[Source data]
---------------

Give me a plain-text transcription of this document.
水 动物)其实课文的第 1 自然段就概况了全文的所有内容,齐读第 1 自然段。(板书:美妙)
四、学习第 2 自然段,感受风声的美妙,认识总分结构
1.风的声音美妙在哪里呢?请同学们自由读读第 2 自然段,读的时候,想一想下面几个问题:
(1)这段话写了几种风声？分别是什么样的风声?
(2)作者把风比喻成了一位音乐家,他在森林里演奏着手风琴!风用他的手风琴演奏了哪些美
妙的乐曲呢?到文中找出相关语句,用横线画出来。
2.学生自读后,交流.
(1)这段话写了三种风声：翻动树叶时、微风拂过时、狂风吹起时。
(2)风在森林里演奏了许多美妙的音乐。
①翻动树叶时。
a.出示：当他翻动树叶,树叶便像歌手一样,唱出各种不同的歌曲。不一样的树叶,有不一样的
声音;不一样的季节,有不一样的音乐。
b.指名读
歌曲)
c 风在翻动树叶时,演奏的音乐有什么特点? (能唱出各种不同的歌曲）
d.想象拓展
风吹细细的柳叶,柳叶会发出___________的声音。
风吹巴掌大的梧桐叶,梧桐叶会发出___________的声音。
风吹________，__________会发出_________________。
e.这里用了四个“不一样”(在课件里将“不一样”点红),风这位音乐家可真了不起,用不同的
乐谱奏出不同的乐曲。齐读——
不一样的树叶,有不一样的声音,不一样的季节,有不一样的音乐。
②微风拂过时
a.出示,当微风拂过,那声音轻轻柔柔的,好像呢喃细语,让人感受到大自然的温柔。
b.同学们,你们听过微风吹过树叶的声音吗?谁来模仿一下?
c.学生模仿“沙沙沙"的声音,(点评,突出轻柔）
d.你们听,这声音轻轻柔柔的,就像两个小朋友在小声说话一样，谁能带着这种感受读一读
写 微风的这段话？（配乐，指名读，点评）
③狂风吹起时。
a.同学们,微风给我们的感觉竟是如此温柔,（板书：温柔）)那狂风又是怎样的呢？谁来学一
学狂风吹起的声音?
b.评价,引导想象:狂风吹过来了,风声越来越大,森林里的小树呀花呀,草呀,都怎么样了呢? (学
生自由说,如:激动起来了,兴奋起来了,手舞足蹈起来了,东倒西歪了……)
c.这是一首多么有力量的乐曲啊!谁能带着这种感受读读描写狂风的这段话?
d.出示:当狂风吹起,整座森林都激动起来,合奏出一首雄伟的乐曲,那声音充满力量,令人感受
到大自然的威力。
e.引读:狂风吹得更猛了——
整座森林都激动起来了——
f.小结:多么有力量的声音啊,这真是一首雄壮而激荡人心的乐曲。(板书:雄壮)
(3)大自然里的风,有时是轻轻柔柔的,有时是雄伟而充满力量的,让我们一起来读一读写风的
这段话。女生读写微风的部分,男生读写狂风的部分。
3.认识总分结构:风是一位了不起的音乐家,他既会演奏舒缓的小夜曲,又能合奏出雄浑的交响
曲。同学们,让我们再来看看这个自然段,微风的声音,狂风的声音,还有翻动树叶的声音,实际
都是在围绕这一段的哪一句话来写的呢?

---------------

*What the task requires*
Take the entries above and transcribe them exactly.

*The answer*
Give me a plain-text transcription of this document.
水 动物)其实课文的第 1 自然段就概况了全文的所有内容,齐读第 1 自然段。(板书:美妙)
四、学习第 2 自然段,感受风声的美妙,认识总分结构
1.风的声音美妙在哪里呢?请同学们自由读读第 2 自然段,读的时候,想一想下面几个问题:
(1)这段话写了几种风声？分别是什么样的风声?
(2)作者把风比喻成了一位音乐家,他在森林里演奏着手风琴!风用他的手风琴演奏了哪些美
妙的乐曲呢?到文中找出相关语句,用横线画出来。
2.学生自读后,交流.
(1)这段话写了三种风声：翻动树叶时、微风拂过时、狂风吹起时。
(2)风在森林里演奏了许多美妙的音乐。
①翻动树叶时。
a.出示：当他翻动树叶,树叶便像歌手一样,唱出各种不同的歌曲。不一样的树叶,有不一样的
声音;不一样的季节,有不一样的音乐。
b.指名读
歌曲)
c 风在翻动树叶时,演奏的音乐有什么特点? (能唱出各种不同的歌曲）
d.想象拓展
风吹细细的柳叶,柳叶会发出___________的声音。
风吹巴掌大的梧桐叶,梧桐叶会发出___________的声音。
风吹________，__________会发出_________________。
e.这里用了四个“不一样”(在课件里将“不一样”点红),风这位音乐家可真了不起,用不同的
乐谱奏出不同的乐曲。齐读——
不一样的树叶,有不一样的声音,不一样的季节,有不一样的音乐。
②微风拂过时
a.出示,当微风拂过,那声音轻轻柔柔的,好像呢喃细语,让人感受到大自然的温柔。
b.同学们,你们听过微风吹过树叶的声音吗?谁来模仿一下?
c.学生模仿“沙沙沙"的声音,(点评,突出轻柔）
d.你们听,这声音轻轻柔柔的,就像两个小朋友在小声说话一样，谁能带着这种感受读一读
写 微风的这段话？（配乐，指名读，点评）
③狂风吹起时。
a.同学们,微风给我们的感觉竟是如此温柔,（板书：温柔）)那狂风又是怎样的呢？谁来学一
学狂风吹起的声音?
b.评价,引导想象:狂风吹过来了,风声越来越大,森林里的小树呀花呀,草呀,都怎么样了呢? (学
生自由说,如:激动起来了,兴奋起来了,手舞足蹈起来了,东倒西歪了……)
c.这是一首多么有力量的乐曲啊!谁能带着这种感受读读描写狂风的这段话?
d.出示:当狂风吹起,整座森林都激动起来,合奏出一首雄伟的乐曲,那声音充满力量,令人感受
到大自然的威力。
e.引读:狂风吹得更猛了——
整座森林都激动起来了——
f.小结:多么有力量的声音啊,这真是一首雄壮而激荡人心的乐曲。(板书:雄壮)
(3)大自然里的风,有时是轻轻柔柔的,有时是雄伟而充满力量的,让我们一起来读一读写风的
这段话。女生读写微风的部分,男生读写狂风的部分。
3.认识总分结构:风是一位了不起的音乐家,他既会演奏舒缓的小夜曲,又能合奏出雄浑的交响
曲。同学们,让我们再来看看这个自然段,微风的声音,狂风的声音,还有翻动树叶的声音,实际
都是在围绕这一段的哪一句话来写的呢?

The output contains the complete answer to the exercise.